Data items:

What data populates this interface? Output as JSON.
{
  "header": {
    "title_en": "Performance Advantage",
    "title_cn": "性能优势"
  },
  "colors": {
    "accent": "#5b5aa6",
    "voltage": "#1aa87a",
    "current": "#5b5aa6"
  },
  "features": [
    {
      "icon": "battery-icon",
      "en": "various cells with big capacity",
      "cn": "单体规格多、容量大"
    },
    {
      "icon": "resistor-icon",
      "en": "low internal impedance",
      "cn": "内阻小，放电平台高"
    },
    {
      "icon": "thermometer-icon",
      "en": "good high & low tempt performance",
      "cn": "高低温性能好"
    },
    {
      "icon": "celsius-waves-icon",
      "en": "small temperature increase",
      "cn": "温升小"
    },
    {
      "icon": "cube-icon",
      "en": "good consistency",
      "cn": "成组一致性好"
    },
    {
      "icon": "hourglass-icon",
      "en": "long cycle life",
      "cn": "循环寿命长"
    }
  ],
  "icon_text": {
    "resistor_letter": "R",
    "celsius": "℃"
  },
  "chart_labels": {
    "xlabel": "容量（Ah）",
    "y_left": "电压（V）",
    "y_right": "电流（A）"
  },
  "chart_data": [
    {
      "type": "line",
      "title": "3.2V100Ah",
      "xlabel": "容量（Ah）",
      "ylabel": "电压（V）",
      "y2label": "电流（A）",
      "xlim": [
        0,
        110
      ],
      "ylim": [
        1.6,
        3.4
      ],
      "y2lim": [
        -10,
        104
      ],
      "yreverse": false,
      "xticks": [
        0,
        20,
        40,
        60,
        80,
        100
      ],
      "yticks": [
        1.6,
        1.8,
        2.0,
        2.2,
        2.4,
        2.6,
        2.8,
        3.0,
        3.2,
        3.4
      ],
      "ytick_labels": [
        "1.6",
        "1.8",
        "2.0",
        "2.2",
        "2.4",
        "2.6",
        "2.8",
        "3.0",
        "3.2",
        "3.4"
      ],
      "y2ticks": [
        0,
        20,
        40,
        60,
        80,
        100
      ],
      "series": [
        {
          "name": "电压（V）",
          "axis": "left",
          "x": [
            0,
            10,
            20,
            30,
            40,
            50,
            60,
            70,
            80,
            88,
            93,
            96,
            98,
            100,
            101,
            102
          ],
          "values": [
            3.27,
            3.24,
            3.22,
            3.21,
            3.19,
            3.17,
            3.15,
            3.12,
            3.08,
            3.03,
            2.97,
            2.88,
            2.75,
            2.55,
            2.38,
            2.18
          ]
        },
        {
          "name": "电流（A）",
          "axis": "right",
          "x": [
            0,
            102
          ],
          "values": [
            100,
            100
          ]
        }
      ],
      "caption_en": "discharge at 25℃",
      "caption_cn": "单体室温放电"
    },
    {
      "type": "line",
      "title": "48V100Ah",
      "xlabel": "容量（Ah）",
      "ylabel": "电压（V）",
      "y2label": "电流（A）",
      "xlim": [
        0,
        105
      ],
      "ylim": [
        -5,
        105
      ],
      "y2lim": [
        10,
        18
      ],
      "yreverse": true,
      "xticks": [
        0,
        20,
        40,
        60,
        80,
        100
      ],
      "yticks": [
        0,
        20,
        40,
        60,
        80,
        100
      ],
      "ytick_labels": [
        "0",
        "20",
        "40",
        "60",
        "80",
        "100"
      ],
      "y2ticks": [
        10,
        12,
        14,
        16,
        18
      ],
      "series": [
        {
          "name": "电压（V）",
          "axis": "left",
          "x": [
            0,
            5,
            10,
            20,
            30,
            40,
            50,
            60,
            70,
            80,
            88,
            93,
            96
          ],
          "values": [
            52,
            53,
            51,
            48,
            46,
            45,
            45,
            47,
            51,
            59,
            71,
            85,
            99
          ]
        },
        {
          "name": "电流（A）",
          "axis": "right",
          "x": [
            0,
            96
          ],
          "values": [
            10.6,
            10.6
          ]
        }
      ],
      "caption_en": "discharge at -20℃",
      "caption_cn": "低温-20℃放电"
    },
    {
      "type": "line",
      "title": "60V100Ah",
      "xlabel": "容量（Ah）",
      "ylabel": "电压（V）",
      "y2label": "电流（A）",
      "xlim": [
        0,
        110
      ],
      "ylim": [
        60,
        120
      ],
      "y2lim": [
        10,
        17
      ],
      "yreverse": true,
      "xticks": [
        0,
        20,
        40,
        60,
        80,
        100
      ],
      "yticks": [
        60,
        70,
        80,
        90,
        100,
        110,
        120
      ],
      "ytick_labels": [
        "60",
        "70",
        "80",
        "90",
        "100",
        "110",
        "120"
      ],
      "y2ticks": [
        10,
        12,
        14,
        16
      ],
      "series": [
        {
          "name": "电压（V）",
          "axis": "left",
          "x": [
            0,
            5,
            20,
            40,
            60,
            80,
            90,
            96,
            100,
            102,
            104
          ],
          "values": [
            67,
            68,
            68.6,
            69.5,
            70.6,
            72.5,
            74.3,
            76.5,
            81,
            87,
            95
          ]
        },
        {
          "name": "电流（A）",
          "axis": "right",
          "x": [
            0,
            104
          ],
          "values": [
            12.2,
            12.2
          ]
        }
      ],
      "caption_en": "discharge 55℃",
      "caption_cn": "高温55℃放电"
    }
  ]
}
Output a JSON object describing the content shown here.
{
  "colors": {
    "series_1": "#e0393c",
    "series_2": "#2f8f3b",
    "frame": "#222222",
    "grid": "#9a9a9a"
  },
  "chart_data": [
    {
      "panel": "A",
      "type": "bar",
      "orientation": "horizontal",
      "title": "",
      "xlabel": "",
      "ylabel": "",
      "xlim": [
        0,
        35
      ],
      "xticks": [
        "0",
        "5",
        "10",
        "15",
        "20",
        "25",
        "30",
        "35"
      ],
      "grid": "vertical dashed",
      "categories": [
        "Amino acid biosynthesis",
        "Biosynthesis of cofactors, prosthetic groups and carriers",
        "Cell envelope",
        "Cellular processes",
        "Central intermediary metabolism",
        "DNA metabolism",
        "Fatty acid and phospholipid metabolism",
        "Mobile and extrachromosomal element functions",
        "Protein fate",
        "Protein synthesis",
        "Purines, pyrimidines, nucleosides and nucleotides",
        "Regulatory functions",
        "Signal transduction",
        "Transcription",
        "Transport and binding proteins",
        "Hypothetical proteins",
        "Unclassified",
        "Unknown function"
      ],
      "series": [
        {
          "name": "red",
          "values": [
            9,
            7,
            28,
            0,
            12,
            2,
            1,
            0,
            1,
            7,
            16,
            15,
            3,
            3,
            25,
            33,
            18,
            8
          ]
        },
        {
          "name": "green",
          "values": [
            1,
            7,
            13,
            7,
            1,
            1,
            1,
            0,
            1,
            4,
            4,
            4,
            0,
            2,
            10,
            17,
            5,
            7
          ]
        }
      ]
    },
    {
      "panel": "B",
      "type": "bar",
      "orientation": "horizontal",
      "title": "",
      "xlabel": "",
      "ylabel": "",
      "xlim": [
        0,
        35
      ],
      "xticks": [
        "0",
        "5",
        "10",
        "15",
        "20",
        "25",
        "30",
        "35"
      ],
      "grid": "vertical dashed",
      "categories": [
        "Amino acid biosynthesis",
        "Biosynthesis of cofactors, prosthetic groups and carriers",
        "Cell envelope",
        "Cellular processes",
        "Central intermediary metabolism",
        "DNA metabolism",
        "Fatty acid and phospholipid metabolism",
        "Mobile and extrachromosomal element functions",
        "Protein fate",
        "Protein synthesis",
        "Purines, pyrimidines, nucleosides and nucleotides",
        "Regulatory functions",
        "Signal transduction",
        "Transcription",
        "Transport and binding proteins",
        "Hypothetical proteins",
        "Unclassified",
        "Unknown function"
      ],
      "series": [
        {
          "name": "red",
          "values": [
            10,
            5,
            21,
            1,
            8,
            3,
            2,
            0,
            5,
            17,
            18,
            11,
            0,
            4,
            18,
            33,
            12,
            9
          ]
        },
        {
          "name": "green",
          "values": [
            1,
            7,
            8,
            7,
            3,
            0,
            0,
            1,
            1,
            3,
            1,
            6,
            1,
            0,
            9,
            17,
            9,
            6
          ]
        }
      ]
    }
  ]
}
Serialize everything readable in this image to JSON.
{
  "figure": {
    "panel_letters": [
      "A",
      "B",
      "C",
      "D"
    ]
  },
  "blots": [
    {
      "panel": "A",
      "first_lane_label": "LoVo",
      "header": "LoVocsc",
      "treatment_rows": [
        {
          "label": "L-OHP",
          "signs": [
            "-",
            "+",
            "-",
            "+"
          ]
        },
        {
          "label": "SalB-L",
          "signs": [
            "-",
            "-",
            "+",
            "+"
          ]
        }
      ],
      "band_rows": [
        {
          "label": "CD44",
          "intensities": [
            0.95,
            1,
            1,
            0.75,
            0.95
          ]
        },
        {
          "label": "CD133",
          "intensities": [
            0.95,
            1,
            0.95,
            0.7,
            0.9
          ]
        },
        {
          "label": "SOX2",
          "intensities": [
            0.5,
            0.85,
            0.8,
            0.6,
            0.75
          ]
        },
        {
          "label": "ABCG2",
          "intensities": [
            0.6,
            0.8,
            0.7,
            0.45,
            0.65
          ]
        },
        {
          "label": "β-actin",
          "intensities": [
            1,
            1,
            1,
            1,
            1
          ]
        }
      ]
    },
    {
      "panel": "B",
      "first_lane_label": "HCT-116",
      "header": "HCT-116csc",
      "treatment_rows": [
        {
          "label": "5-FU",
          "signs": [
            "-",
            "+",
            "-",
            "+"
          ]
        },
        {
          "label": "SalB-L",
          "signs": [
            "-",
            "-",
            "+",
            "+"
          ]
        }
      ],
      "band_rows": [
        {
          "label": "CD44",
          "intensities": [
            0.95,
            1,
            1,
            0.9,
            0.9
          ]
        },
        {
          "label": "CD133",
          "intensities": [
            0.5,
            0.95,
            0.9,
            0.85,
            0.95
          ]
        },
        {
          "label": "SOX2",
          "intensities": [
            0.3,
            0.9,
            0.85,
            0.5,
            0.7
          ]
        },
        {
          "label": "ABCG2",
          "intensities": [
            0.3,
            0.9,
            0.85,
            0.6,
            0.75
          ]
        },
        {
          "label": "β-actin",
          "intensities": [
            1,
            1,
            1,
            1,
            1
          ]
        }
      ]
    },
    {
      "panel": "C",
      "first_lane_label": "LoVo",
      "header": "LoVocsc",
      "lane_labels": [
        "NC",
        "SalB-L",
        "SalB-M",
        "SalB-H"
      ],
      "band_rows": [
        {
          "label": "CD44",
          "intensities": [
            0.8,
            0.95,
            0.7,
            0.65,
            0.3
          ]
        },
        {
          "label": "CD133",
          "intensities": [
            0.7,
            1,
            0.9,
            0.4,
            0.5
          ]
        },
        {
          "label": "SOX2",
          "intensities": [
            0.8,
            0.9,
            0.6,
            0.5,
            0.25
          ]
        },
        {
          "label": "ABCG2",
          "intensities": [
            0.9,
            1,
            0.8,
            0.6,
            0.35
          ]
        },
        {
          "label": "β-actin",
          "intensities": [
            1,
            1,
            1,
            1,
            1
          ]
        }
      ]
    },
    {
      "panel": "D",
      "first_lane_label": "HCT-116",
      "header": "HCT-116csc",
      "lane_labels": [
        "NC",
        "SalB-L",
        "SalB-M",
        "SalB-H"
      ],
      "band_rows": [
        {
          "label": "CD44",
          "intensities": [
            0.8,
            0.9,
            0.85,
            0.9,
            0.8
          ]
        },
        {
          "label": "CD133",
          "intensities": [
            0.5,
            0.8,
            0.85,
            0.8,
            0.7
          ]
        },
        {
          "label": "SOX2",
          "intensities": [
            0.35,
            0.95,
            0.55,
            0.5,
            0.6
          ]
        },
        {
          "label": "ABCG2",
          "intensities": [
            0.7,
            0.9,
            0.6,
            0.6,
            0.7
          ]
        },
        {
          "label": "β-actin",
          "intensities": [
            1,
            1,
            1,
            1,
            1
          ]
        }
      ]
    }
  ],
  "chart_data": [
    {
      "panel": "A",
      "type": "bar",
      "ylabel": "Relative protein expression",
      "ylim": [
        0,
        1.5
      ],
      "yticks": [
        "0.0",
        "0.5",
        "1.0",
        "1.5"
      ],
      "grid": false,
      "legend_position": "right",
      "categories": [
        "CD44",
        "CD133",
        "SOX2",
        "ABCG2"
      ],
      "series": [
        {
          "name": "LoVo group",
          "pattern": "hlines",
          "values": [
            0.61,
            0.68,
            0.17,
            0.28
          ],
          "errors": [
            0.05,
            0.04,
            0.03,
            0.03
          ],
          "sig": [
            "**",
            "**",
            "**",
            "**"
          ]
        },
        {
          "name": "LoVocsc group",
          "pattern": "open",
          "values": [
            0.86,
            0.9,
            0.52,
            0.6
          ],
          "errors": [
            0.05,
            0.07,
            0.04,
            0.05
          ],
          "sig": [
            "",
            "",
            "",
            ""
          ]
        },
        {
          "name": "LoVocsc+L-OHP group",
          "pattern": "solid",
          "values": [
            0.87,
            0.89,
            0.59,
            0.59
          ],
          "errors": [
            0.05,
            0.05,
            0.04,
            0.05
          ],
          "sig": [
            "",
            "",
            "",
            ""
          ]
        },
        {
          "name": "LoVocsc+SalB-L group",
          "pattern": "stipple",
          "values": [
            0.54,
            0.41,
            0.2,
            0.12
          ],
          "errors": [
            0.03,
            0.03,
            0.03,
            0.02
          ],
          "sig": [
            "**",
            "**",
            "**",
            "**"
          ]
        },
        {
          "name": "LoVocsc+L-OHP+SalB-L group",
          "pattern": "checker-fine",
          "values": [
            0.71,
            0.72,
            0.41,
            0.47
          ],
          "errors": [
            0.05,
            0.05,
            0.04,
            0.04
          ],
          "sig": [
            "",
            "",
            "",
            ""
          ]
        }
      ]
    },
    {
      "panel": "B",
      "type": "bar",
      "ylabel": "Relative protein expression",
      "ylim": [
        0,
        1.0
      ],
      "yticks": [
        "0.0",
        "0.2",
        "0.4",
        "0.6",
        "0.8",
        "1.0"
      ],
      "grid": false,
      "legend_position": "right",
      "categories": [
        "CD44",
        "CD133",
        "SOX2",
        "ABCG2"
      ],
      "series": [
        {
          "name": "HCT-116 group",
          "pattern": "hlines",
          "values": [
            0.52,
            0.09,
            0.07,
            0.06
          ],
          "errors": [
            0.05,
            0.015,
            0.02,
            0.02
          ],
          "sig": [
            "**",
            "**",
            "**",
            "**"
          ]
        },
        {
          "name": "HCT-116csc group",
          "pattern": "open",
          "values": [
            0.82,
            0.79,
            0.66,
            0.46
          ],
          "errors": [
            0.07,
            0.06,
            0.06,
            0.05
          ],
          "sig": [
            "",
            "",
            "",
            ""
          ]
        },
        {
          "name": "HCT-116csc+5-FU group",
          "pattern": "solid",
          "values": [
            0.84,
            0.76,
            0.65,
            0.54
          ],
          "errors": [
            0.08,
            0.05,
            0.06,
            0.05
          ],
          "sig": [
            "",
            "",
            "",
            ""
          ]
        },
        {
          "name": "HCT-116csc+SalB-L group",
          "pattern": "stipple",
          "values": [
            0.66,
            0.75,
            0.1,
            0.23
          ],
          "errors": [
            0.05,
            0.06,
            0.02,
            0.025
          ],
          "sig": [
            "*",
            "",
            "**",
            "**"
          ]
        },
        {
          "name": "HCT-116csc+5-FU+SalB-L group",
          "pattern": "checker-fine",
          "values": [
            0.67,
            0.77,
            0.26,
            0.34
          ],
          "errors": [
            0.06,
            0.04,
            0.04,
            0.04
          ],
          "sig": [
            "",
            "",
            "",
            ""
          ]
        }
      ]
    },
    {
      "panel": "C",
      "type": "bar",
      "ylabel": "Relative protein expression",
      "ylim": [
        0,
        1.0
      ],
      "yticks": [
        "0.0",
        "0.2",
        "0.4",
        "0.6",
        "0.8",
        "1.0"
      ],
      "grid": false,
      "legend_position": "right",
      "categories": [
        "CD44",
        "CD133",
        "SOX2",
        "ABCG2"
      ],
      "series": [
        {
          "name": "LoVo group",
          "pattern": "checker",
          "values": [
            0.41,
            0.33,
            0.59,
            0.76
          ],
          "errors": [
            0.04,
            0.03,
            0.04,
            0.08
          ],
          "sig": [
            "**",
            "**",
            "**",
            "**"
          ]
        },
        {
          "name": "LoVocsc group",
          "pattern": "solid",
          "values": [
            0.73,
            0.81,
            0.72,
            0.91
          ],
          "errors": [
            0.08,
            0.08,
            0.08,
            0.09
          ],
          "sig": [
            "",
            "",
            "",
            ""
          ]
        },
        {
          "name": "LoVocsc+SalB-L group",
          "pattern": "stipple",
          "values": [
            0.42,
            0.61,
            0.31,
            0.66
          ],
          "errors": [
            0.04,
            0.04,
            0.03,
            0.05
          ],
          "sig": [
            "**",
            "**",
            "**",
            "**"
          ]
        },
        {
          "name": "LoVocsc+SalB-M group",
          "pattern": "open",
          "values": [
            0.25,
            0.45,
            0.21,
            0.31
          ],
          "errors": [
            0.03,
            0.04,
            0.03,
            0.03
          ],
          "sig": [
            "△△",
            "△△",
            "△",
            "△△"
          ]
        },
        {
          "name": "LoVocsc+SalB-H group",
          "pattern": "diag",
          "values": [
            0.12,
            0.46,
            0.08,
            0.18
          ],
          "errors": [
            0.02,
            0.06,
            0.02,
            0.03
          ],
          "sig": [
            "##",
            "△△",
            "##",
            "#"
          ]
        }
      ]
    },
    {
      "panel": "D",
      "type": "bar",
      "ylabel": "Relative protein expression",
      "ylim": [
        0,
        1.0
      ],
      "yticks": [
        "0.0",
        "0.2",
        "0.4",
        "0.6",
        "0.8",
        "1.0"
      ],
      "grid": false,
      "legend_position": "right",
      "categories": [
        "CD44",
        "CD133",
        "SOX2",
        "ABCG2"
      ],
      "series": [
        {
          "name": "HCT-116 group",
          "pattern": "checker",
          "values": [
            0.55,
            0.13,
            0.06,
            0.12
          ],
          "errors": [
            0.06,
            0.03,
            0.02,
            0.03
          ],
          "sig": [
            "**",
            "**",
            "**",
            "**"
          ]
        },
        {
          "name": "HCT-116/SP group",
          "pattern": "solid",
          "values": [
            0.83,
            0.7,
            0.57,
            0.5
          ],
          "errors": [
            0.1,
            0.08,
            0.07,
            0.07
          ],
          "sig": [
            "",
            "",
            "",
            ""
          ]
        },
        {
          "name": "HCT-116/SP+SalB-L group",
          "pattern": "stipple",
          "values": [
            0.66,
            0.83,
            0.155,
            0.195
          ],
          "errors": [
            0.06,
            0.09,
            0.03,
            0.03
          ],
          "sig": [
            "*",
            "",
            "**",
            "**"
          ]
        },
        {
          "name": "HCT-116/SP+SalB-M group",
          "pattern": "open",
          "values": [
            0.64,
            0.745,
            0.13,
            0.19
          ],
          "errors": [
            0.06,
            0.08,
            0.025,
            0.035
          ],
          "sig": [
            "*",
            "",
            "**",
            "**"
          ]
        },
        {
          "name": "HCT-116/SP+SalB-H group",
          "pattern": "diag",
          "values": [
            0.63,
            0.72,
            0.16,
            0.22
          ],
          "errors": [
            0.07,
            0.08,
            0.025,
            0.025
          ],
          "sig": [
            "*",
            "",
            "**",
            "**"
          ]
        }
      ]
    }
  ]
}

### PROBLEM REQUIREMENTS
Identify the lines in the entries that hold "this" and return each one.

### TASK RESPONSE
What data populates this interface? Output as JSON.
Serialize everything readable in this image to JSON.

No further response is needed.